> [Figure record extracts]
begin

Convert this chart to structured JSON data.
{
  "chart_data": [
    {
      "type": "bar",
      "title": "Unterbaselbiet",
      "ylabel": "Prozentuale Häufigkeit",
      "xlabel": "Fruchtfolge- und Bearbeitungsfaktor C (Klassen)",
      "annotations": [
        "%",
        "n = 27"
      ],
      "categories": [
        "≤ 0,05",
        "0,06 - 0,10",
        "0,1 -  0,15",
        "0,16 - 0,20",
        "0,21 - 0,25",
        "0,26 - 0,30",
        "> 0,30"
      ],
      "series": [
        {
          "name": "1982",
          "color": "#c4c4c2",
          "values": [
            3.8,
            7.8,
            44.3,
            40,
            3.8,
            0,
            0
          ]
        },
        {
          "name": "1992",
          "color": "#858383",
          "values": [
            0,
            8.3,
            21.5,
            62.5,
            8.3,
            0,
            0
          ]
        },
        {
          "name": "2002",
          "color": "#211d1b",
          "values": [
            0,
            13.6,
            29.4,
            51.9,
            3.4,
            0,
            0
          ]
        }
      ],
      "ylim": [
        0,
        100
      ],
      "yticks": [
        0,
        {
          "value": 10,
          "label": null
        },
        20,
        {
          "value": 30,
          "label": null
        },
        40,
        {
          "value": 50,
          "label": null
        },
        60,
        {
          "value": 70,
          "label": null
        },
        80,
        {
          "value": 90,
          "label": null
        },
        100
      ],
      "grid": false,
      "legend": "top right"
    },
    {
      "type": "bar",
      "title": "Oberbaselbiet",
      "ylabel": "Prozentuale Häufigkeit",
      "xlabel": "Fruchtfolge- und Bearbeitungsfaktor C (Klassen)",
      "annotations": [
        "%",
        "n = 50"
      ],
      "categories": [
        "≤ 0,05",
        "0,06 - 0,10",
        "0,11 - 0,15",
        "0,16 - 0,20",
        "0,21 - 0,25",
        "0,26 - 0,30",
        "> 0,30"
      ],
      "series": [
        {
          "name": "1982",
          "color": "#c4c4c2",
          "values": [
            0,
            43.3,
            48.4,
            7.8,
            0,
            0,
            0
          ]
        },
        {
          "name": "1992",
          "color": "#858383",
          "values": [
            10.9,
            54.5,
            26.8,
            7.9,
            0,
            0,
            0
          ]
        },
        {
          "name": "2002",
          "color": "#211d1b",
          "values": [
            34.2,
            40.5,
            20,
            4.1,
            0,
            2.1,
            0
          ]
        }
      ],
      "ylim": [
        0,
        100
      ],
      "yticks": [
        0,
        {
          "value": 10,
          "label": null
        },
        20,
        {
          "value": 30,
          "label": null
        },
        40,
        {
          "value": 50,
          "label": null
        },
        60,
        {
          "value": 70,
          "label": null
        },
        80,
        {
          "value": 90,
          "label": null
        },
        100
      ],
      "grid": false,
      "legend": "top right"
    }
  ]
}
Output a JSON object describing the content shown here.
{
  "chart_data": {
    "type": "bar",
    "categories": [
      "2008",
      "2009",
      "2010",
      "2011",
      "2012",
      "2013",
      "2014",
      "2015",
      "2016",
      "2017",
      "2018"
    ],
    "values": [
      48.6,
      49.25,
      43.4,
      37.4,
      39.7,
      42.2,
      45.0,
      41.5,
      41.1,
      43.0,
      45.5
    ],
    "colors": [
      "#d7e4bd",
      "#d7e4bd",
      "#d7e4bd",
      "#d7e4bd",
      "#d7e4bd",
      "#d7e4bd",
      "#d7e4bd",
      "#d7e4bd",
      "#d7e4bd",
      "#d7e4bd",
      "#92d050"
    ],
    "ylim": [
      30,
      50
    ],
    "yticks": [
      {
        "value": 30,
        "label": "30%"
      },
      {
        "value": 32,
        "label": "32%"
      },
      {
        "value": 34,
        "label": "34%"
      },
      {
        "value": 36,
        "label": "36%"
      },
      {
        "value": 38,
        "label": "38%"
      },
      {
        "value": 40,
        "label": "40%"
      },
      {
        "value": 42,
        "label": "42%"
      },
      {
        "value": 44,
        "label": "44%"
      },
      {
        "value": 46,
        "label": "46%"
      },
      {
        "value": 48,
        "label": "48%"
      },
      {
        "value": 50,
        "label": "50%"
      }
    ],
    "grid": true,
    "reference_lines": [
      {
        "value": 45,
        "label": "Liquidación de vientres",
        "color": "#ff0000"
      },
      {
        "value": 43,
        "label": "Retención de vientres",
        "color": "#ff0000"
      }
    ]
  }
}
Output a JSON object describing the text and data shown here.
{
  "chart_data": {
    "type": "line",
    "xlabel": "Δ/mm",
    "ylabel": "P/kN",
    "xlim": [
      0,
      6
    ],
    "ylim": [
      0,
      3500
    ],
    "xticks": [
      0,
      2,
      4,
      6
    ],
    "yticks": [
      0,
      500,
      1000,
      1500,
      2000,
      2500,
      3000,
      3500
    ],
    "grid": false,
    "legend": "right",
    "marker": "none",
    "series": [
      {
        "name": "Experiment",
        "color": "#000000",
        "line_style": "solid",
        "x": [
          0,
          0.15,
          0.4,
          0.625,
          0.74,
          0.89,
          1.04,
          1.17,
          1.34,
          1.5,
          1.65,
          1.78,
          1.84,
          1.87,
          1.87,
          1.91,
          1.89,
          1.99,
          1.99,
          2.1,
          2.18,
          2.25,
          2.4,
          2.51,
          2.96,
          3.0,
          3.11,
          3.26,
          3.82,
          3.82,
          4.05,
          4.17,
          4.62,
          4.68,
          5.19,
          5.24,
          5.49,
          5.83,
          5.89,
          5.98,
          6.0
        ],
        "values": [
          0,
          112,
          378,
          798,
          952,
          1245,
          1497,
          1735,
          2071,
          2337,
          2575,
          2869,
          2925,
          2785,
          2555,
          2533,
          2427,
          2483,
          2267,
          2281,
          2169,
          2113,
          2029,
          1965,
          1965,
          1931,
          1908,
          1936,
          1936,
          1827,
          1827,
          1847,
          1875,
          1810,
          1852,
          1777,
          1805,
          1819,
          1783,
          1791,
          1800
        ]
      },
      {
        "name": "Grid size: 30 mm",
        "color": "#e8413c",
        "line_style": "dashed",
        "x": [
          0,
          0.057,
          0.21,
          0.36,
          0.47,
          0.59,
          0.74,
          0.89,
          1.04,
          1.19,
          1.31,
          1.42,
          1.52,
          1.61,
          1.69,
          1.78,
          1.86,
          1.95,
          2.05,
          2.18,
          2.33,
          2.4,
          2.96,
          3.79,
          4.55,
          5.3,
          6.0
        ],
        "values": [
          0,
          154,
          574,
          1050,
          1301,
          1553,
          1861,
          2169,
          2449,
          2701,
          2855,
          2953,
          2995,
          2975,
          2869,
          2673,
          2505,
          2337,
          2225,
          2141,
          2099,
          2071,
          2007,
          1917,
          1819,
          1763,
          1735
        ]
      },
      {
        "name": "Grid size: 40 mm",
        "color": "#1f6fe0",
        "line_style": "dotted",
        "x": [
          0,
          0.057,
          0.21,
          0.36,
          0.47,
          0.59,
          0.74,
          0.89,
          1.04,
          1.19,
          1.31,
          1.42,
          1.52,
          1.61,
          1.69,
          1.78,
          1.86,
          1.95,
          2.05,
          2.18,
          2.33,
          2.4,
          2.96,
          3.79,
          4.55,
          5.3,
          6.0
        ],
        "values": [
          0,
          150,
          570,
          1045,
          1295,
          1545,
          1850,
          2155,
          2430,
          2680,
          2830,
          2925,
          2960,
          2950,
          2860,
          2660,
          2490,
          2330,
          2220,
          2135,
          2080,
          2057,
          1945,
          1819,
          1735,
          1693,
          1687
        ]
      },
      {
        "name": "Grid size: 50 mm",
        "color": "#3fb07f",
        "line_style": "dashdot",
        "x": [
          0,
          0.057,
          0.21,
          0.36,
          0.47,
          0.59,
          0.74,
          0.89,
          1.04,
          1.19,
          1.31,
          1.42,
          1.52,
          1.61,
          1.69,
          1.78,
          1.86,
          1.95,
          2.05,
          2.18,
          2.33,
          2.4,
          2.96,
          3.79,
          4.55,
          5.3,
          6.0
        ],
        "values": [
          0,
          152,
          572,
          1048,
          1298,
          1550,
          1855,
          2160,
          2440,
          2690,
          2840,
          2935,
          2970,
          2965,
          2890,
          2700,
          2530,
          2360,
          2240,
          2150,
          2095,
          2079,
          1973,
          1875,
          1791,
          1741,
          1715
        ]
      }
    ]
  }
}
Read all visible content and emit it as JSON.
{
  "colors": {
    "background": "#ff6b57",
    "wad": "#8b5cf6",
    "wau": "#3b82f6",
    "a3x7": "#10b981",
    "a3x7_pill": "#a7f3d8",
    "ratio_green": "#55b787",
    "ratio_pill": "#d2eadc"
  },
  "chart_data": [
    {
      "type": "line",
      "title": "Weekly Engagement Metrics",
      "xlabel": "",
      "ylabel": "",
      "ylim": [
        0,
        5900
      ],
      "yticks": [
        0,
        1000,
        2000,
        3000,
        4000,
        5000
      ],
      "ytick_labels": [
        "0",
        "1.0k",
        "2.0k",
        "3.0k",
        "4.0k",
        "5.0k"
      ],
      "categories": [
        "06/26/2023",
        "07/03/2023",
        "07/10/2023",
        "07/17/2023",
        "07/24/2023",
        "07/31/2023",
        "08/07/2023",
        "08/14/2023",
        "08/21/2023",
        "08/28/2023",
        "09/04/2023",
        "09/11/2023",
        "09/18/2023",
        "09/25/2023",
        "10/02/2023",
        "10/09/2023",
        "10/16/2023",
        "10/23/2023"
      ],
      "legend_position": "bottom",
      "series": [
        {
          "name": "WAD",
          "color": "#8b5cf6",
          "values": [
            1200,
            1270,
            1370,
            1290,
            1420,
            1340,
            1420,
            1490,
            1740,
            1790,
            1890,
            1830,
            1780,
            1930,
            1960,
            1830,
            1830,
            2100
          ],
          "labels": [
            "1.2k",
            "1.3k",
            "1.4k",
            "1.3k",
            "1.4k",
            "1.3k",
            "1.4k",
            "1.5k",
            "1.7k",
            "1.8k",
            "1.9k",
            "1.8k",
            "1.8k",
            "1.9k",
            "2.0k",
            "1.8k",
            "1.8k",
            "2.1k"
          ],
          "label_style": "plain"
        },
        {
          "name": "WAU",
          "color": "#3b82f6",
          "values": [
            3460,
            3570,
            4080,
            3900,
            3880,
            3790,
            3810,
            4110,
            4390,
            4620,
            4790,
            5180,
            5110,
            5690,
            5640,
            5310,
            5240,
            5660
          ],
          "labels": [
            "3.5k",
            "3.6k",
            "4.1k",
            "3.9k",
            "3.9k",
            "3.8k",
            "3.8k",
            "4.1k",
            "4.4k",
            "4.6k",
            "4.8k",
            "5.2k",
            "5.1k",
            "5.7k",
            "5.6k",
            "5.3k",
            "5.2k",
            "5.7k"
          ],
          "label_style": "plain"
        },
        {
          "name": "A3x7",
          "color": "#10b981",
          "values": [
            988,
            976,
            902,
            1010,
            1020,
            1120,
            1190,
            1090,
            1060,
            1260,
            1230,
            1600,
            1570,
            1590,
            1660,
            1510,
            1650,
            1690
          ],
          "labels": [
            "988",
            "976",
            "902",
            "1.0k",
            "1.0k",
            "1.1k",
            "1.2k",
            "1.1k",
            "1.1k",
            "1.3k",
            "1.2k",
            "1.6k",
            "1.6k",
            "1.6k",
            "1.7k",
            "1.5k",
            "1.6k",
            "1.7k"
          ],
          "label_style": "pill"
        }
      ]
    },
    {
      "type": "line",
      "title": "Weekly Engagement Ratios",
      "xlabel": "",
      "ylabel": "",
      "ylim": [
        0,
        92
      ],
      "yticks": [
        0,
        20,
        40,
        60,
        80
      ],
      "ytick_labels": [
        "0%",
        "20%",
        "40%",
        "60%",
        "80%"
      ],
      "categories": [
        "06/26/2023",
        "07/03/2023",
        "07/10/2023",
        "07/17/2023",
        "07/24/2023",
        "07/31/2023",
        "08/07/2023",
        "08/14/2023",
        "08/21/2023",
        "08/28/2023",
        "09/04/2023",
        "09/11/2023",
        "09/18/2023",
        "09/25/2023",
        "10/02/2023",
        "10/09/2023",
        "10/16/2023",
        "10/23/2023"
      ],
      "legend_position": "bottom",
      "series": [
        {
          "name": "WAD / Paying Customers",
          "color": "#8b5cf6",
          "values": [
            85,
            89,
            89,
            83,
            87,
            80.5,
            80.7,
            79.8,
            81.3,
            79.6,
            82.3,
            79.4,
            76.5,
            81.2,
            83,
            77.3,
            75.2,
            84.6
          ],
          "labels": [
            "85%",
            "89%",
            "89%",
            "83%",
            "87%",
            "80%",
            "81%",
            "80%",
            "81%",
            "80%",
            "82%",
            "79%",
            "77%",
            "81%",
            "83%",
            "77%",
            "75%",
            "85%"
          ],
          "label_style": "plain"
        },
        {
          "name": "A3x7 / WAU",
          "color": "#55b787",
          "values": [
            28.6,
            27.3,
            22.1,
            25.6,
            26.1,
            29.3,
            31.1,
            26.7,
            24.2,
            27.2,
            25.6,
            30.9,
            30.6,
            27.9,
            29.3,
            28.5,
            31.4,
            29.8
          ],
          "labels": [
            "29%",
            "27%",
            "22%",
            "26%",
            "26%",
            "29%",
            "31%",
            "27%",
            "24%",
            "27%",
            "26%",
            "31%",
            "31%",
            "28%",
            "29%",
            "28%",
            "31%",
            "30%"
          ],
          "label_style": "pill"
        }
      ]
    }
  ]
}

end

> [Task prompt] Copy the lines from the entries above in which the word "JSON" appears.

> [Exercise answer]
Convert this chart to structured JSON data.
Output a JSON object describing the content shown here.
Output a JSON object describing the text and data shown here.
Read all visible content and emit it as JSON.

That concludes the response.